INSTRUCTION: Copy the lines below as they are; omit the images they contain.

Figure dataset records

--------------------------------

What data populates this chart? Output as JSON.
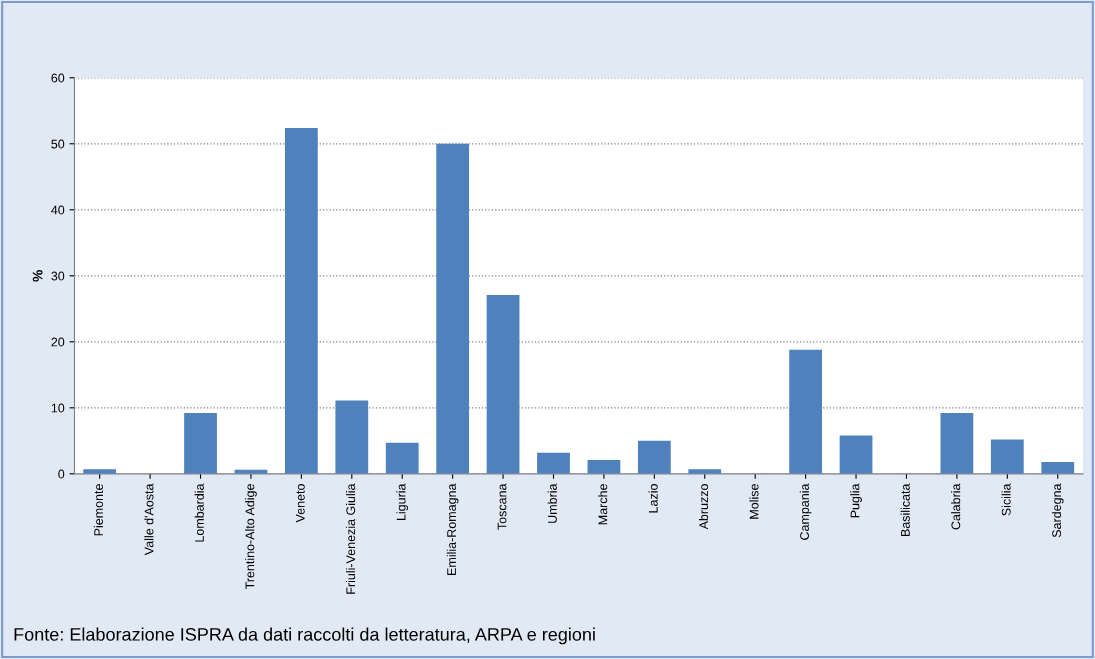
{
  "chart_data": {
    "type": "bar",
    "ylabel": "%",
    "categories": [
      "Piemonte",
      "Valle d'Aosta",
      "Lombardia",
      "Trentino-Alto Adige",
      "Veneto",
      "Friuli-Venezia Giulia",
      "Liguria",
      "Emilia-Romagna",
      "Toscana",
      "Umbria",
      "Marche",
      "Lazio",
      "Abruzzo",
      "Molise",
      "Campania",
      "Puglia",
      "Basilicata",
      "Calabria",
      "Sicilia",
      "Sardegna"
    ],
    "values": [
      0.7,
      0,
      9.2,
      0.6,
      52.4,
      11.1,
      4.7,
      50.0,
      27.1,
      3.2,
      2.1,
      5.0,
      0.7,
      0,
      18.8,
      5.8,
      0,
      9.2,
      5.2,
      1.8
    ],
    "color": "#4f81bd",
    "ylim": [
      0,
      60
    ],
    "yticks": [
      0,
      10,
      20,
      30,
      40,
      50,
      60
    ],
    "grid": "y",
    "annotations": [
      "Fonte: Elaborazione ISPRA da dati raccolti da letteratura, ARPA e regioni"
    ]
  }
}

--------------------------------

RESULT BELOW:
What data populates this chart? Output as JSON.
{
  "chart_data": {
    "type": "bar",
    "ylabel": "%",
    "categories": [
      "Piemonte",
      "Valle d'Aosta",
      "Lombardia",
      "Trentino-Alto Adige",
      "Veneto",
      "Friuli-Venezia Giulia",
      "Liguria",
      "Emilia-Romagna",
      "Toscana",
      "Umbria",
      "Marche",
      "Lazio",
      "Abruzzo",
      "Molise",
      "Campania",
      "Puglia",
      "Basilicata",
      "Calabria",
      "Sicilia",
      "Sardegna"
    ],
    "values": [
      0.7,
      0,
      9.2,
      0.6,
      52.4,
      11.1,
      4.7,
      50.0,
      27.1,
      3.2,
      2.1,
      5.0,
      0.7,
      0,
      18.8,
      5.8,
      0,
      9.2,
      5.2,
      1.8
    ],
    "color": "#4f81bd",
    "ylim": [
      0,
      60
    ],
    "yticks": [
      0,
      10,
      20,
      30,
      40,
      50,
      60
    ],
    "grid": "y",
    "annotations": [
      "Fonte: Elaborazione ISPRA da dati raccolti da letteratura, ARPA e regioni"
    ]
  }
}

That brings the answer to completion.